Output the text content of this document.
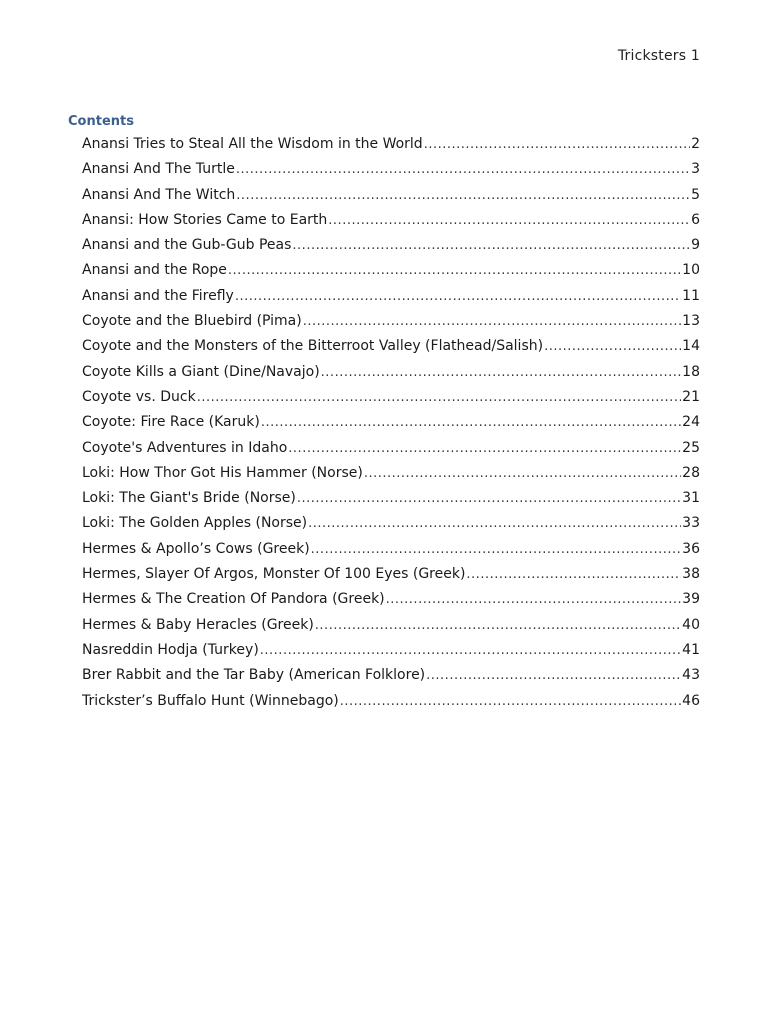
Tricksters 1
Contents
Anansi Tries to Steal All the Wisdom in the World .....	2
Anansi And The Turtle .....	3
Anansi And The Witch .....	5
Anansi: How Stories Came to Earth .....	6
Anansi and the Gub-Gub Peas .....	9
Anansi and the Rope .....	10
Anansi and the Firefly .....	11
Coyote and the Bluebird (Pima) .....	13
Coyote and the Monsters of the Bitterroot Valley (Flathead/Salish) .....	14
Coyote Kills a Giant (Dine/Navajo) .....	18
Coyote vs. Duck .....	21
Coyote: Fire Race (Karuk) .....	24
Coyote's Adventures in Idaho .....	25
Loki: How Thor Got His Hammer (Norse) .....	28
Loki: The Giant's Bride (Norse) .....	31
Loki: The Golden Apples (Norse) .....	33
Hermes & Apollo’s Cows (Greek) .....	36
Hermes, Slayer Of Argos, Monster Of 100 Eyes (Greek) .....	38
Hermes & The Creation Of Pandora (Greek) .....	39
Hermes & Baby Heracles (Greek) .....	40
Nasreddin Hodja (Turkey) .....	41
Brer Rabbit and the Tar Baby (American Folklore) .....	43
Trickster’s Buffalo Hunt (Winnebago) .....	46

....

**WHAT IS ASKED:**
Reproduce all entries exactly. Pictures do not belong in the copy.

**RESULT OF THE TASK:**
Output the text content of this document.
Tricksters 1
Contents
Anansi Tries to Steal All the Wisdom in the World .....	2
Anansi And The Turtle .....	3
Anansi And The Witch .....	5
Anansi: How Stories Came to Earth .....	6
Anansi and the Gub-Gub Peas .....	9
Anansi and the Rope .....	10
Anansi and the Firefly .....	11
Coyote and the Bluebird (Pima) .....	13
Coyote and the Monsters of the Bitterroot Valley (Flathead/Salish) .....	14
Coyote Kills a Giant (Dine/Navajo) .....	18
Coyote vs. Duck .....	21
Coyote: Fire Race (Karuk) .....	24
Coyote's Adventures in Idaho .....	25
Loki: How Thor Got His Hammer (Norse) .....	28
Loki: The Giant's Bride (Norse) .....	31
Loki: The Golden Apples (Norse) .....	33
Hermes & Apollo’s Cows (Greek) .....	36
Hermes, Slayer Of Argos, Monster Of 100 Eyes (Greek) .....	38
Hermes & The Creation Of Pandora (Greek) .....	39
Hermes & Baby Heracles (Greek) .....	40
Nasreddin Hodja (Turkey) .....	41
Brer Rabbit and the Tar Baby (American Folklore) .....	43
Trickster’s Buffalo Hunt (Winnebago) .....	46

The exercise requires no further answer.